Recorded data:
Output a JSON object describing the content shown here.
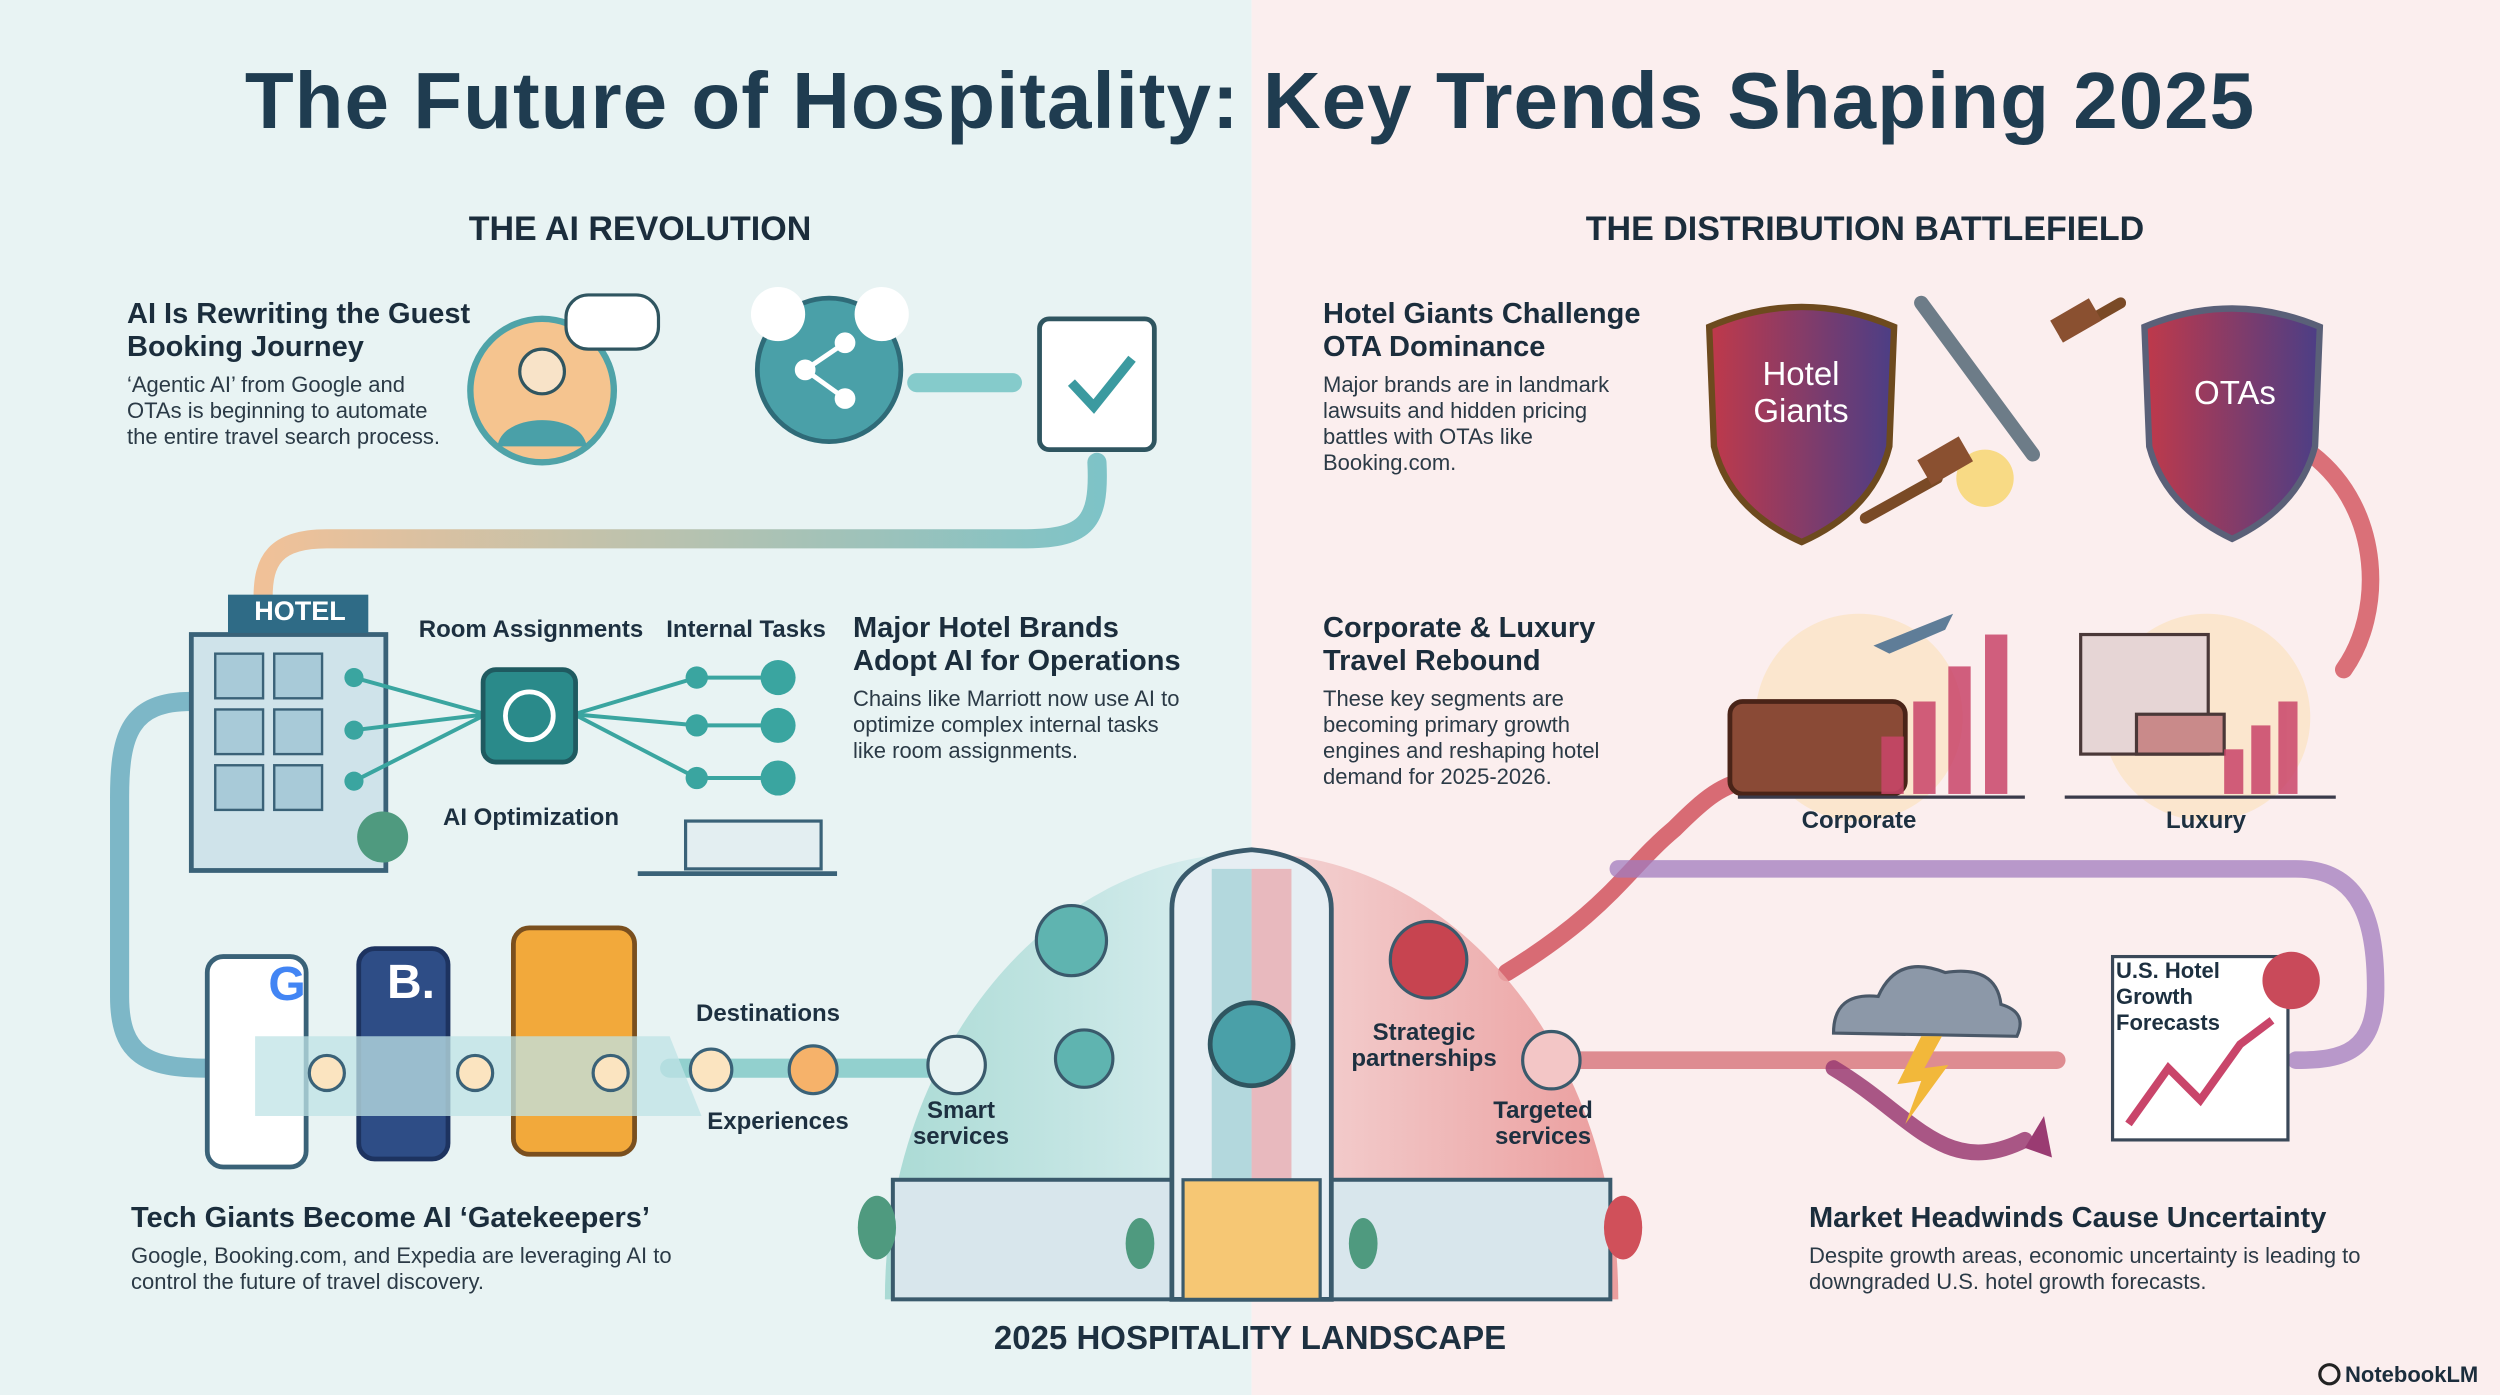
{
  "header": {
    "title": "The Future of Hospitality: Key Trends Shaping 2025"
  },
  "sections": {
    "left": "THE AI REVOLUTION",
    "right": "THE DISTRIBUTION BATTLEFIELD"
  },
  "trends": [
    {
      "heading": "AI Is Rewriting the Guest Booking Journey",
      "body": "‘Agentic AI’ from Google and OTAs is beginning to automate the entire travel search process."
    },
    {
      "heading": "Major Hotel Brands Adopt AI for Operations",
      "body": "Chains like Marriott now use AI to optimize complex internal tasks like room assignments."
    },
    {
      "heading": "Tech Giants Become AI ‘Gatekeepers’",
      "body": "Google, Booking.com, and Expedia are leveraging AI to control the future of travel discovery."
    },
    {
      "heading": "Hotel Giants Challenge OTA Dominance",
      "body": "Major brands are in landmark lawsuits and hidden pricing battles with OTAs like Booking.com."
    },
    {
      "heading": "Corporate & Luxury Travel Rebound",
      "body": "These key segments are becoming primary growth engines and reshaping hotel demand for 2025-2026."
    },
    {
      "heading": "Market Headwinds Cause Uncertainty",
      "body": "Despite growth areas, economic uncertainty is leading to downgraded U.S. hotel growth forecasts."
    }
  ],
  "labels": {
    "hotel": "HOTEL",
    "room_assignments": "Room Assignments",
    "internal_tasks": "Internal Tasks",
    "ai_optimization": "AI Optimization",
    "destinations": "Destinations",
    "experiences": "Experiences",
    "smart_services": "Smart services",
    "strategic_partnerships": "Strategic partnerships",
    "targeted_services": "Targeted services",
    "hotel_giants": "Hotel Giants",
    "otas": "OTAs",
    "corporate": "Corporate",
    "luxury": "Luxury",
    "forecasts": "U.S. Hotel Growth Forecasts",
    "google_logo": "G",
    "booking_logo": "B."
  },
  "footer": {
    "landscape": "2025 HOSPITALITY LANDSCAPE",
    "brand": "NotebookLM"
  }
}
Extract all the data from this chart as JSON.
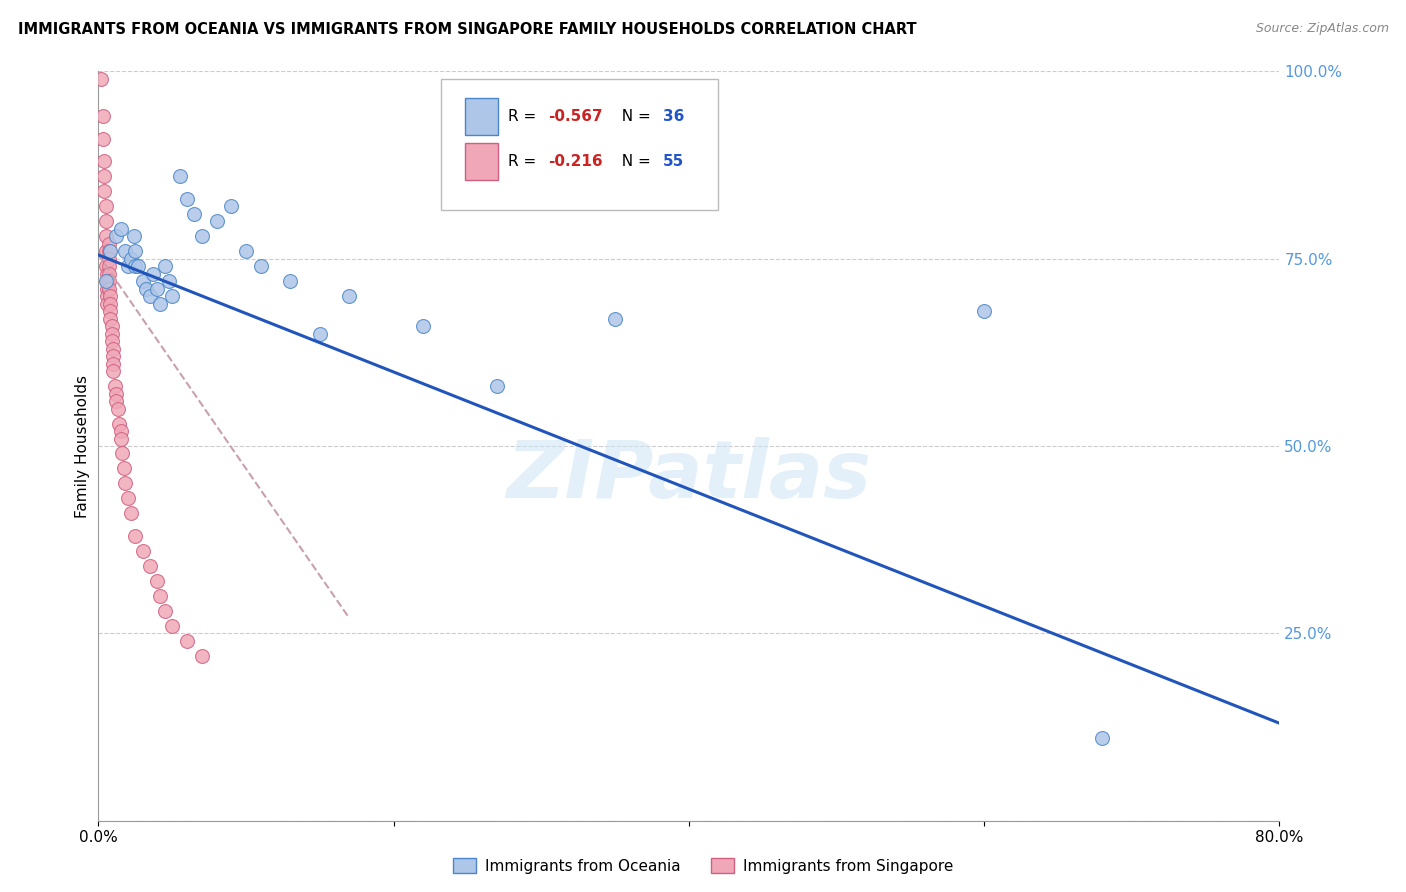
{
  "title": "IMMIGRANTS FROM OCEANIA VS IMMIGRANTS FROM SINGAPORE FAMILY HOUSEHOLDS CORRELATION CHART",
  "source": "Source: ZipAtlas.com",
  "ylabel": "Family Households",
  "legend_blue_label": "Immigrants from Oceania",
  "legend_pink_label": "Immigrants from Singapore",
  "watermark": "ZIPatlas",
  "xlim": [
    0.0,
    0.8
  ],
  "ylim": [
    0.0,
    1.0
  ],
  "x_ticks": [
    0.0,
    0.2,
    0.4,
    0.6,
    0.8
  ],
  "x_tick_labels": [
    "0.0%",
    "",
    "",
    "",
    "80.0%"
  ],
  "y_ticks_right": [
    0.0,
    0.25,
    0.5,
    0.75,
    1.0
  ],
  "y_tick_labels_right": [
    "",
    "25.0%",
    "50.0%",
    "75.0%",
    "100.0%"
  ],
  "blue_fill": "#aec6e8",
  "blue_edge": "#4a86c8",
  "pink_fill": "#f0a8b8",
  "pink_edge": "#d06080",
  "blue_line_color": "#2255bb",
  "pink_dash_color": "#c8a0b0",
  "grid_color": "#cccccc",
  "background_color": "#ffffff",
  "blue_scatter_x": [
    0.005,
    0.008,
    0.012,
    0.015,
    0.018,
    0.02,
    0.022,
    0.024,
    0.025,
    0.025,
    0.027,
    0.03,
    0.032,
    0.035,
    0.037,
    0.04,
    0.042,
    0.045,
    0.048,
    0.05,
    0.055,
    0.06,
    0.065,
    0.07,
    0.08,
    0.09,
    0.1,
    0.11,
    0.13,
    0.15,
    0.17,
    0.22,
    0.27,
    0.35,
    0.6,
    0.68
  ],
  "blue_scatter_y": [
    0.72,
    0.76,
    0.78,
    0.79,
    0.76,
    0.74,
    0.75,
    0.78,
    0.76,
    0.74,
    0.74,
    0.72,
    0.71,
    0.7,
    0.73,
    0.71,
    0.69,
    0.74,
    0.72,
    0.7,
    0.86,
    0.83,
    0.81,
    0.78,
    0.8,
    0.82,
    0.76,
    0.74,
    0.72,
    0.65,
    0.7,
    0.66,
    0.58,
    0.67,
    0.68,
    0.11
  ],
  "blue_line_x": [
    0.0,
    0.8
  ],
  "blue_line_y": [
    0.755,
    0.13
  ],
  "pink_scatter_x": [
    0.002,
    0.003,
    0.003,
    0.004,
    0.004,
    0.004,
    0.005,
    0.005,
    0.005,
    0.005,
    0.005,
    0.006,
    0.006,
    0.006,
    0.006,
    0.006,
    0.007,
    0.007,
    0.007,
    0.007,
    0.007,
    0.007,
    0.007,
    0.008,
    0.008,
    0.008,
    0.008,
    0.009,
    0.009,
    0.009,
    0.01,
    0.01,
    0.01,
    0.01,
    0.011,
    0.012,
    0.012,
    0.013,
    0.014,
    0.015,
    0.015,
    0.016,
    0.017,
    0.018,
    0.02,
    0.022,
    0.025,
    0.03,
    0.035,
    0.04,
    0.042,
    0.045,
    0.05,
    0.06,
    0.07
  ],
  "pink_scatter_y": [
    0.99,
    0.94,
    0.91,
    0.88,
    0.86,
    0.84,
    0.82,
    0.8,
    0.78,
    0.76,
    0.74,
    0.73,
    0.72,
    0.71,
    0.7,
    0.69,
    0.77,
    0.76,
    0.75,
    0.74,
    0.73,
    0.72,
    0.71,
    0.7,
    0.69,
    0.68,
    0.67,
    0.66,
    0.65,
    0.64,
    0.63,
    0.62,
    0.61,
    0.6,
    0.58,
    0.57,
    0.56,
    0.55,
    0.53,
    0.52,
    0.51,
    0.49,
    0.47,
    0.45,
    0.43,
    0.41,
    0.38,
    0.36,
    0.34,
    0.32,
    0.3,
    0.28,
    0.26,
    0.24,
    0.22
  ],
  "pink_line_x": [
    0.0,
    0.17
  ],
  "pink_line_y": [
    0.755,
    0.27
  ]
}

## Prompt
Leaving all pictures aside, quote each record exactly.

## Correct response
Output a JSON object describing the content shown here.
{
  "header": {
    "title": "The Future of Hospitality: Key Trends Shaping 2025"
  },
  "sections": {
    "left": "THE AI REVOLUTION",
    "right": "THE DISTRIBUTION BATTLEFIELD"
  },
  "trends": [
    {
      "heading": "AI Is Rewriting the Guest Booking Journey",
      "body": "‘Agentic AI’ from Google and OTAs is beginning to automate the entire travel search process."
    },
    {
      "heading": "Major Hotel Brands Adopt AI for Operations",
      "body": "Chains like Marriott now use AI to optimize complex internal tasks like room assignments."
    },
    {
      "heading": "Tech Giants Become AI ‘Gatekeepers’",
      "body": "Google, Booking.com, and Expedia are leveraging AI to control the future of travel discovery."
    },
    {
      "heading": "Hotel Giants Challenge OTA Dominance",
      "body": "Major brands are in landmark lawsuits and hidden pricing battles with OTAs like Booking.com."
    },
    {
      "heading": "Corporate & Luxury Travel Rebound",
      "body": "These key segments are becoming primary growth engines and reshaping hotel demand for 2025-2026."
    },
    {
      "heading": "Market Headwinds Cause Uncertainty",
      "body": "Despite growth areas, economic uncertainty is leading to downgraded U.S. hotel growth forecasts."
    }
  ],
  "labels": {
    "hotel": "HOTEL",
    "room_assignments": "Room Assignments",
    "internal_tasks": "Internal Tasks",
    "ai_optimization": "AI Optimization",
    "destinations": "Destinations",
    "experiences": "Experiences",
    "smart_services": "Smart services",
    "strategic_partnerships": "Strategic partnerships",
    "targeted_services": "Targeted services",
    "hotel_giants": "Hotel Giants",
    "otas": "OTAs",
    "corporate": "Corporate",
    "luxury": "Luxury",
    "forecasts": "U.S. Hotel Growth Forecasts",
    "google_logo": "G",
    "booking_logo": "B."
  },
  "footer": {
    "landscape": "2025 HOSPITALITY LANDSCAPE",
    "brand": "NotebookLM"
  }
}
Extract all the data from this chart as JSON.
{
  "title": "IMMIGRANTS FROM OCEANIA VS IMMIGRANTS FROM SINGAPORE FAMILY HOUSEHOLDS CORRELATION CHART",
  "source": "Source: ZipAtlas.com",
  "ylabel": "Family Households",
  "legend_blue_label": "Immigrants from Oceania",
  "legend_pink_label": "Immigrants from Singapore",
  "watermark": "ZIPatlas",
  "xlim": [
    0.0,
    0.8
  ],
  "ylim": [
    0.0,
    1.0
  ],
  "x_ticks": [
    0.0,
    0.2,
    0.4,
    0.6,
    0.8
  ],
  "x_tick_labels": [
    "0.0%",
    "",
    "",
    "",
    "80.0%"
  ],
  "y_ticks_right": [
    0.0,
    0.25,
    0.5,
    0.75,
    1.0
  ],
  "y_tick_labels_right": [
    "",
    "25.0%",
    "50.0%",
    "75.0%",
    "100.0%"
  ],
  "blue_fill": "#aec6e8",
  "blue_edge": "#4a86c8",
  "pink_fill": "#f0a8b8",
  "pink_edge": "#d06080",
  "blue_line_color": "#2255bb",
  "pink_dash_color": "#c8a0b0",
  "grid_color": "#cccccc",
  "background_color": "#ffffff",
  "blue_scatter_x": [
    0.005,
    0.008,
    0.012,
    0.015,
    0.018,
    0.02,
    0.022,
    0.024,
    0.025,
    0.025,
    0.027,
    0.03,
    0.032,
    0.035,
    0.037,
    0.04,
    0.042,
    0.045,
    0.048,
    0.05,
    0.055,
    0.06,
    0.065,
    0.07,
    0.08,
    0.09,
    0.1,
    0.11,
    0.13,
    0.15,
    0.17,
    0.22,
    0.27,
    0.35,
    0.6,
    0.68
  ],
  "blue_scatter_y": [
    0.72,
    0.76,
    0.78,
    0.79,
    0.76,
    0.74,
    0.75,
    0.78,
    0.76,
    0.74,
    0.74,
    0.72,
    0.71,
    0.7,
    0.73,
    0.71,
    0.69,
    0.74,
    0.72,
    0.7,
    0.86,
    0.83,
    0.81,
    0.78,
    0.8,
    0.82,
    0.76,
    0.74,
    0.72,
    0.65,
    0.7,
    0.66,
    0.58,
    0.67,
    0.68,
    0.11
  ],
  "blue_line_x": [
    0.0,
    0.8
  ],
  "blue_line_y": [
    0.755,
    0.13
  ],
  "pink_scatter_x": [
    0.002,
    0.003,
    0.003,
    0.004,
    0.004,
    0.004,
    0.005,
    0.005,
    0.005,
    0.005,
    0.005,
    0.006,
    0.006,
    0.006,
    0.006,
    0.006,
    0.007,
    0.007,
    0.007,
    0.007,
    0.007,
    0.007,
    0.007,
    0.008,
    0.008,
    0.008,
    0.008,
    0.009,
    0.009,
    0.009,
    0.01,
    0.01,
    0.01,
    0.01,
    0.011,
    0.012,
    0.012,
    0.013,
    0.014,
    0.015,
    0.015,
    0.016,
    0.017,
    0.018,
    0.02,
    0.022,
    0.025,
    0.03,
    0.035,
    0.04,
    0.042,
    0.045,
    0.05,
    0.06,
    0.07
  ],
  "pink_scatter_y": [
    0.99,
    0.94,
    0.91,
    0.88,
    0.86,
    0.84,
    0.82,
    0.8,
    0.78,
    0.76,
    0.74,
    0.73,
    0.72,
    0.71,
    0.7,
    0.69,
    0.77,
    0.76,
    0.75,
    0.74,
    0.73,
    0.72,
    0.71,
    0.7,
    0.69,
    0.68,
    0.67,
    0.66,
    0.65,
    0.64,
    0.63,
    0.62,
    0.61,
    0.6,
    0.58,
    0.57,
    0.56,
    0.55,
    0.53,
    0.52,
    0.51,
    0.49,
    0.47,
    0.45,
    0.43,
    0.41,
    0.38,
    0.36,
    0.34,
    0.32,
    0.3,
    0.28,
    0.26,
    0.24,
    0.22
  ],
  "pink_line_x": [
    0.0,
    0.17
  ],
  "pink_line_y": [
    0.755,
    0.27
  ]
}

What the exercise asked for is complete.